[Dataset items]

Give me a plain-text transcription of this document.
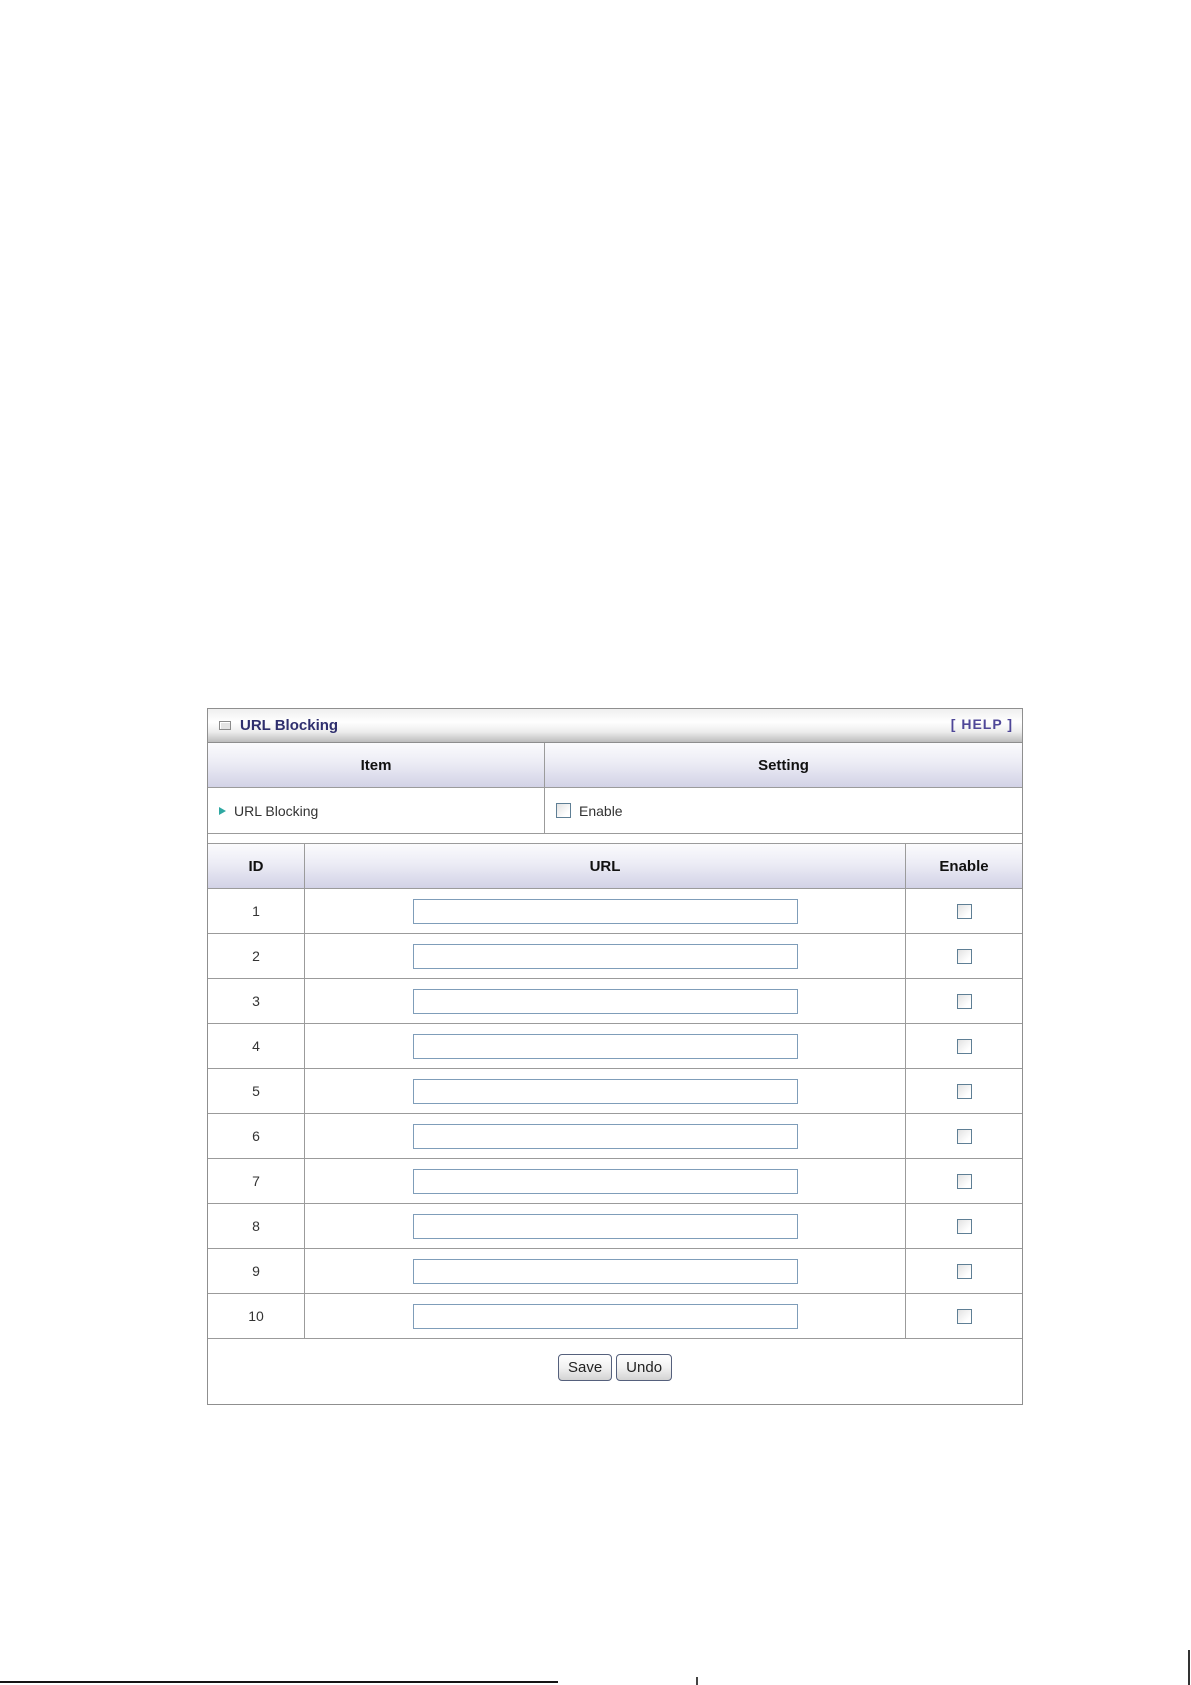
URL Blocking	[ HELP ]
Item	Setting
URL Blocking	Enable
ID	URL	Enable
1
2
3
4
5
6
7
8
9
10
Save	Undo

- What this task involves
Print all of the records shown above exactly, leaving out each picture.

- Solution
Give me a plain-text transcription of this document.
URL Blocking	[ HELP ]
Item	Setting
URL Blocking	Enable
ID	URL	Enable
1
2
3
4
5
6
7
8
9
10
Save	Undo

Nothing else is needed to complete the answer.